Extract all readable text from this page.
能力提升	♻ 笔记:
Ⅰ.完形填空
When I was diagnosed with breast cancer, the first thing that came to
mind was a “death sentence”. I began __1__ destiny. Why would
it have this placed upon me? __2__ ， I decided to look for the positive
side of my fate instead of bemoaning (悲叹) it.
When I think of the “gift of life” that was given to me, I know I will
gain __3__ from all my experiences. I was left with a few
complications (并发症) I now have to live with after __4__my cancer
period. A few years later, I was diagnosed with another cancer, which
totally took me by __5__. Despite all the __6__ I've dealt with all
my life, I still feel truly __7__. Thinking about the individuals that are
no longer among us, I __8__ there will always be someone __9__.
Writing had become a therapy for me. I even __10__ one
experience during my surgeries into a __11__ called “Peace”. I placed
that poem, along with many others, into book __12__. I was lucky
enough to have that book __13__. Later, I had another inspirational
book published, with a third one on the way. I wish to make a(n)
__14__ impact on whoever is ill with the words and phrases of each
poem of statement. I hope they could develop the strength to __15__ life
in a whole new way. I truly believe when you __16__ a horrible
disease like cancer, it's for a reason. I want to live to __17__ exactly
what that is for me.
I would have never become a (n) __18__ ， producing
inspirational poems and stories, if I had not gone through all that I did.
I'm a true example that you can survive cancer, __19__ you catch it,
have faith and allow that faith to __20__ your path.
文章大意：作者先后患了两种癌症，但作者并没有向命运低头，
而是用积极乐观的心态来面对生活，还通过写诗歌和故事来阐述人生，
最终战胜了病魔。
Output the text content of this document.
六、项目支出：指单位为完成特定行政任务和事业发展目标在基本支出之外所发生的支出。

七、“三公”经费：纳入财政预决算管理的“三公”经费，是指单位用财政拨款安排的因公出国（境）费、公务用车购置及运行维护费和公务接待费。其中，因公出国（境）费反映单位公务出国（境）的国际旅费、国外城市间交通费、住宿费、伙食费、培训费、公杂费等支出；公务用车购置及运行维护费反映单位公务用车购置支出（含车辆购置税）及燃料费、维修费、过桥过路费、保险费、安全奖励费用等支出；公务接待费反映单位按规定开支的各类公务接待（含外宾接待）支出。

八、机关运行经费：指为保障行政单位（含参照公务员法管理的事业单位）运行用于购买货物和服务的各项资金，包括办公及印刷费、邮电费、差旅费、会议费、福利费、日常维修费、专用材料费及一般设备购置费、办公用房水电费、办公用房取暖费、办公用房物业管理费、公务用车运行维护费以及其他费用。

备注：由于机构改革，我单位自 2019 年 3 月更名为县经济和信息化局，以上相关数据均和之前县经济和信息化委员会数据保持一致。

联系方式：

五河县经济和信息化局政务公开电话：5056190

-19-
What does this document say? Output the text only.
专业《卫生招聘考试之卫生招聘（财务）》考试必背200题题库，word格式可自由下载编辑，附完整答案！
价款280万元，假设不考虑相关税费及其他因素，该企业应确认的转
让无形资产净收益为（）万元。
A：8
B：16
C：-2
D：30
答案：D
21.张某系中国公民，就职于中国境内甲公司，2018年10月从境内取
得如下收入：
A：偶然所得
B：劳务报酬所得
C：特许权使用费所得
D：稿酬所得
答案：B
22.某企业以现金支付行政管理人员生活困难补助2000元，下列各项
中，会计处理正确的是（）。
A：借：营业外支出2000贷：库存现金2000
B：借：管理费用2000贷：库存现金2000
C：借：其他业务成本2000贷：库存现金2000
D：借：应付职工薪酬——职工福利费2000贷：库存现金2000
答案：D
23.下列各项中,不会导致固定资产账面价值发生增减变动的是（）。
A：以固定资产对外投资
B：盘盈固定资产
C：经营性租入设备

TASK DIRECTIONS → In the records above, find the line containing "What does this"; please retype it and every line after it through the last line, exactly and with nothing else.

SOLUTION TO THIS TASK →
What does this document say? Output the text only.
专业《卫生招聘考试之卫生招聘（财务）》考试必背200题题库，word格式可自由下载编辑，附完整答案！
价款280万元，假设不考虑相关税费及其他因素，该企业应确认的转
让无形资产净收益为（）万元。
A：8
B：16
C：-2
D：30
答案：D
21.张某系中国公民，就职于中国境内甲公司，2018年10月从境内取
得如下收入：
A：偶然所得
B：劳务报酬所得
C：特许权使用费所得
D：稿酬所得
答案：B
22.某企业以现金支付行政管理人员生活困难补助2000元，下列各项
中，会计处理正确的是（）。
A：借：营业外支出2000贷：库存现金2000
B：借：管理费用2000贷：库存现金2000
C：借：其他业务成本2000贷：库存现金2000
D：借：应付职工薪酬——职工福利费2000贷：库存现金2000
答案：D
23.下列各项中,不会导致固定资产账面价值发生增减变动的是（）。
A：以固定资产对外投资
B：盘盈固定资产
C：经营性租入设备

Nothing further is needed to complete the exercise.